[STATED GOAL] Write out all of the data exactly as it appears.

[MATERIAL FOR THIS EXERCISE]
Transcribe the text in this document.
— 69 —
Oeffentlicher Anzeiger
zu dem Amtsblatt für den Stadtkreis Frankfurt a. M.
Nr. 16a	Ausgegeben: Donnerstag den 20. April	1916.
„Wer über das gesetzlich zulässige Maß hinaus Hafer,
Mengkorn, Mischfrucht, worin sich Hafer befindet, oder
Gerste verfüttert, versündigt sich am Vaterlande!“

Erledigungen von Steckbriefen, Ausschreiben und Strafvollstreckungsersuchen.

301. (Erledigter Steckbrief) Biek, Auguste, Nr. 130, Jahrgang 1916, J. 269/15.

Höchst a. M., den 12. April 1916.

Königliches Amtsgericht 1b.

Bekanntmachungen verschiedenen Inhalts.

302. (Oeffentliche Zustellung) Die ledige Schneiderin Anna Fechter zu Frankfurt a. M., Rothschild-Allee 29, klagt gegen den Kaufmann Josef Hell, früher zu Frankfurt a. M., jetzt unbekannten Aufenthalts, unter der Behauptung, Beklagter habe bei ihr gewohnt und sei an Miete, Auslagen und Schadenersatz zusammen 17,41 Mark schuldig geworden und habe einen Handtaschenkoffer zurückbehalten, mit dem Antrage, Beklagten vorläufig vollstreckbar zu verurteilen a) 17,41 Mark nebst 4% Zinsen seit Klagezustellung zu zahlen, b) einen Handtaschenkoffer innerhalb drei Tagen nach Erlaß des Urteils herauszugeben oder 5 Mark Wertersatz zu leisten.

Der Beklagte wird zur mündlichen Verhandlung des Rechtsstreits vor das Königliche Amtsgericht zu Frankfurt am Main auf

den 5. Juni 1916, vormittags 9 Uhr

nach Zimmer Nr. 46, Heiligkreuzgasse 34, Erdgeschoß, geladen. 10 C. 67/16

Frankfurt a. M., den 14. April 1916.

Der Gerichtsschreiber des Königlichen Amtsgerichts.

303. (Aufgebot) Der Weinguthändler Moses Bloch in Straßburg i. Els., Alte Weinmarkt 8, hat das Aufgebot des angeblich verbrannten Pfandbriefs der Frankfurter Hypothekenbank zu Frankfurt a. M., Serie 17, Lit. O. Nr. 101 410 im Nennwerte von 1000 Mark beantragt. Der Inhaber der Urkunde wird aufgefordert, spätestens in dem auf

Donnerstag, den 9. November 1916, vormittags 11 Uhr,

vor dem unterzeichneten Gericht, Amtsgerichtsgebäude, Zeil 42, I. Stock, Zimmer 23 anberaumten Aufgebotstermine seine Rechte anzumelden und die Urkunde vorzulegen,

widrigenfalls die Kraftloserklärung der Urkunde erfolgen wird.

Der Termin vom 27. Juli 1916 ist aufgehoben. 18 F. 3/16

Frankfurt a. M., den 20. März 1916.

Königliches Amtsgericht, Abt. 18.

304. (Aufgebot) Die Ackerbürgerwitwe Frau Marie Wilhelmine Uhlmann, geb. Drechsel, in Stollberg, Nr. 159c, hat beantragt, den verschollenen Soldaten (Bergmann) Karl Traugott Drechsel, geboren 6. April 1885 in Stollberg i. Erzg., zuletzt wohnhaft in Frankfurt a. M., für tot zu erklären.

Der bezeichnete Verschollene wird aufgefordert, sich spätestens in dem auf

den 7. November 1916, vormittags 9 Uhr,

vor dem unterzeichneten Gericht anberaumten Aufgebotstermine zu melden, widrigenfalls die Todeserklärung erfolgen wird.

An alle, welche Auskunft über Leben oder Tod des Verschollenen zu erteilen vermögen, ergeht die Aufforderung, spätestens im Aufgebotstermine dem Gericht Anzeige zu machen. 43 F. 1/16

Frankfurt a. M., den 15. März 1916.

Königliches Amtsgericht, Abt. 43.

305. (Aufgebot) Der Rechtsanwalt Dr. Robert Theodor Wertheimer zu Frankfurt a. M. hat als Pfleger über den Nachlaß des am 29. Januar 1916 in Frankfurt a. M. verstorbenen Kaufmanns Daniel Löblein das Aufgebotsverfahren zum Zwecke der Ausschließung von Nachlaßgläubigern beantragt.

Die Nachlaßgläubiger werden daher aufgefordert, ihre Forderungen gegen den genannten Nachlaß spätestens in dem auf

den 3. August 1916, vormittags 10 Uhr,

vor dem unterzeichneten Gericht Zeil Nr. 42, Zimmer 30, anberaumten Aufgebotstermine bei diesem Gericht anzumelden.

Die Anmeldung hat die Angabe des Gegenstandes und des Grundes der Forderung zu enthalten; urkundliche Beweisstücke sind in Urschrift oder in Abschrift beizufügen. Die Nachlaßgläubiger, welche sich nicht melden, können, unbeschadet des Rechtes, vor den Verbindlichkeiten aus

[TASK RESULT]
Transcribe the text in this document.
— 69 —
Oeffentlicher Anzeiger
zu dem Amtsblatt für den Stadtkreis Frankfurt a. M.
Nr. 16a	Ausgegeben: Donnerstag den 20. April	1916.
„Wer über das gesetzlich zulässige Maß hinaus Hafer,
Mengkorn, Mischfrucht, worin sich Hafer befindet, oder
Gerste verfüttert, versündigt sich am Vaterlande!“

Erledigungen von Steckbriefen, Ausschreiben und Strafvollstreckungsersuchen.

301. (Erledigter Steckbrief) Biek, Auguste, Nr. 130, Jahrgang 1916, J. 269/15.

Höchst a. M., den 12. April 1916.

Königliches Amtsgericht 1b.

Bekanntmachungen verschiedenen Inhalts.

302. (Oeffentliche Zustellung) Die ledige Schneiderin Anna Fechter zu Frankfurt a. M., Rothschild-Allee 29, klagt gegen den Kaufmann Josef Hell, früher zu Frankfurt a. M., jetzt unbekannten Aufenthalts, unter der Behauptung, Beklagter habe bei ihr gewohnt und sei an Miete, Auslagen und Schadenersatz zusammen 17,41 Mark schuldig geworden und habe einen Handtaschenkoffer zurückbehalten, mit dem Antrage, Beklagten vorläufig vollstreckbar zu verurteilen a) 17,41 Mark nebst 4% Zinsen seit Klagezustellung zu zahlen, b) einen Handtaschenkoffer innerhalb drei Tagen nach Erlaß des Urteils herauszugeben oder 5 Mark Wertersatz zu leisten.

Der Beklagte wird zur mündlichen Verhandlung des Rechtsstreits vor das Königliche Amtsgericht zu Frankfurt am Main auf

den 5. Juni 1916, vormittags 9 Uhr

nach Zimmer Nr. 46, Heiligkreuzgasse 34, Erdgeschoß, geladen. 10 C. 67/16

Frankfurt a. M., den 14. April 1916.

Der Gerichtsschreiber des Königlichen Amtsgerichts.

303. (Aufgebot) Der Weinguthändler Moses Bloch in Straßburg i. Els., Alte Weinmarkt 8, hat das Aufgebot des angeblich verbrannten Pfandbriefs der Frankfurter Hypothekenbank zu Frankfurt a. M., Serie 17, Lit. O. Nr. 101 410 im Nennwerte von 1000 Mark beantragt. Der Inhaber der Urkunde wird aufgefordert, spätestens in dem auf

Donnerstag, den 9. November 1916, vormittags 11 Uhr,

vor dem unterzeichneten Gericht, Amtsgerichtsgebäude, Zeil 42, I. Stock, Zimmer 23 anberaumten Aufgebotstermine seine Rechte anzumelden und die Urkunde vorzulegen,

widrigenfalls die Kraftloserklärung der Urkunde erfolgen wird.

Der Termin vom 27. Juli 1916 ist aufgehoben. 18 F. 3/16

Frankfurt a. M., den 20. März 1916.

Königliches Amtsgericht, Abt. 18.

304. (Aufgebot) Die Ackerbürgerwitwe Frau Marie Wilhelmine Uhlmann, geb. Drechsel, in Stollberg, Nr. 159c, hat beantragt, den verschollenen Soldaten (Bergmann) Karl Traugott Drechsel, geboren 6. April 1885 in Stollberg i. Erzg., zuletzt wohnhaft in Frankfurt a. M., für tot zu erklären.

Der bezeichnete Verschollene wird aufgefordert, sich spätestens in dem auf

den 7. November 1916, vormittags 9 Uhr,

vor dem unterzeichneten Gericht anberaumten Aufgebotstermine zu melden, widrigenfalls die Todeserklärung erfolgen wird.

An alle, welche Auskunft über Leben oder Tod des Verschollenen zu erteilen vermögen, ergeht die Aufforderung, spätestens im Aufgebotstermine dem Gericht Anzeige zu machen. 43 F. 1/16

Frankfurt a. M., den 15. März 1916.

Königliches Amtsgericht, Abt. 43.

305. (Aufgebot) Der Rechtsanwalt Dr. Robert Theodor Wertheimer zu Frankfurt a. M. hat als Pfleger über den Nachlaß des am 29. Januar 1916 in Frankfurt a. M. verstorbenen Kaufmanns Daniel Löblein das Aufgebotsverfahren zum Zwecke der Ausschließung von Nachlaßgläubigern beantragt.

Die Nachlaßgläubiger werden daher aufgefordert, ihre Forderungen gegen den genannten Nachlaß spätestens in dem auf

den 3. August 1916, vormittags 10 Uhr,

vor dem unterzeichneten Gericht Zeil Nr. 42, Zimmer 30, anberaumten Aufgebotstermine bei diesem Gericht anzumelden.

Die Anmeldung hat die Angabe des Gegenstandes und des Grundes der Forderung zu enthalten; urkundliche Beweisstücke sind in Urschrift oder in Abschrift beizufügen. Die Nachlaßgläubiger, welche sich nicht melden, können, unbeschadet des Rechtes, vor den Verbindlichkeiten aus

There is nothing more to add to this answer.